▸ WHAT IS BEING ASKED
Copy every row below without changing a single character.

--------------------------------

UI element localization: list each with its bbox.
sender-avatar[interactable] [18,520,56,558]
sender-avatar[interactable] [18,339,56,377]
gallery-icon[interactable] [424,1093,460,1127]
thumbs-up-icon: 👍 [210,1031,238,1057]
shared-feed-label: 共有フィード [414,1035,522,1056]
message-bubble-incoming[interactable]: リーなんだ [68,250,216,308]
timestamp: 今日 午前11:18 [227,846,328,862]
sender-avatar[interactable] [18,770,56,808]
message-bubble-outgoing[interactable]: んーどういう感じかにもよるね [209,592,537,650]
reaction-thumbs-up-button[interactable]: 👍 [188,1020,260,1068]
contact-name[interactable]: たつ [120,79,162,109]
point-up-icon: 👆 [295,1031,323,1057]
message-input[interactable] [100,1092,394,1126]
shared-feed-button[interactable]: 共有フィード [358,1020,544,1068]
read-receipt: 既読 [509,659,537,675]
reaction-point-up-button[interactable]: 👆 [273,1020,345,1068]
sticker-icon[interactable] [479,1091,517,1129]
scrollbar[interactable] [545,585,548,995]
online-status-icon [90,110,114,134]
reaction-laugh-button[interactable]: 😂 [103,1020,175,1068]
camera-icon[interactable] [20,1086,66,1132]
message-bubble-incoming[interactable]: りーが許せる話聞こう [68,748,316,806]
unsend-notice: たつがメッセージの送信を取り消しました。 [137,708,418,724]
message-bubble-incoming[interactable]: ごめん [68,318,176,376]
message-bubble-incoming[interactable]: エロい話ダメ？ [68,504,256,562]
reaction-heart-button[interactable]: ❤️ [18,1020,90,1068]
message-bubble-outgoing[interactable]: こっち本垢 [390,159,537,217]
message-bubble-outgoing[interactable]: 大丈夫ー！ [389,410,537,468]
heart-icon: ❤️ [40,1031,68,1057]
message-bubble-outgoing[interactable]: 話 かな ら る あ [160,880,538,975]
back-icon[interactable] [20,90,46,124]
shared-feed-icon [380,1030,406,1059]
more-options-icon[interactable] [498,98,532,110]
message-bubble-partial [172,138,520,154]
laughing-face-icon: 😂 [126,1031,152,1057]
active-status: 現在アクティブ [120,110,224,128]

--------------------------------

▸ EXERCISE RESULT
UI element localization: list each with its bbox.
sender-avatar[interactable] [18,520,56,558]
sender-avatar[interactable] [18,339,56,377]
gallery-icon[interactable] [424,1093,460,1127]
thumbs-up-icon: 👍 [210,1031,238,1057]
shared-feed-label: 共有フィード [414,1035,522,1056]
message-bubble-incoming[interactable]: リーなんだ [68,250,216,308]
timestamp: 今日 午前11:18 [227,846,328,862]
sender-avatar[interactable] [18,770,56,808]
message-bubble-outgoing[interactable]: んーどういう感じかにもよるね [209,592,537,650]
reaction-thumbs-up-button[interactable]: 👍 [188,1020,260,1068]
contact-name[interactable]: たつ [120,79,162,109]
point-up-icon: 👆 [295,1031,323,1057]
message-input[interactable] [100,1092,394,1126]
shared-feed-button[interactable]: 共有フィード [358,1020,544,1068]
read-receipt: 既読 [509,659,537,675]
reaction-point-up-button[interactable]: 👆 [273,1020,345,1068]
sticker-icon[interactable] [479,1091,517,1129]
scrollbar[interactable] [545,585,548,995]
online-status-icon [90,110,114,134]
reaction-laugh-button[interactable]: 😂 [103,1020,175,1068]
camera-icon[interactable] [20,1086,66,1132]
message-bubble-incoming[interactable]: りーが許せる話聞こう [68,748,316,806]
unsend-notice: たつがメッセージの送信を取り消しました。 [137,708,418,724]
message-bubble-incoming[interactable]: ごめん [68,318,176,376]
message-bubble-incoming[interactable]: エロい話ダメ？ [68,504,256,562]
reaction-heart-button[interactable]: ❤️ [18,1020,90,1068]
message-bubble-outgoing[interactable]: こっち本垢 [390,159,537,217]
message-bubble-outgoing[interactable]: 大丈夫ー！ [389,410,537,468]
heart-icon: ❤️ [40,1031,68,1057]
message-bubble-outgoing[interactable]: 話 かな ら る あ [160,880,538,975]
back-icon[interactable] [20,90,46,124]
shared-feed-icon [380,1030,406,1059]
more-options-icon[interactable] [498,98,532,110]
message-bubble-partial [172,138,520,154]
laughing-face-icon: 😂 [126,1031,152,1057]
active-status: 現在アクティブ [120,110,224,128]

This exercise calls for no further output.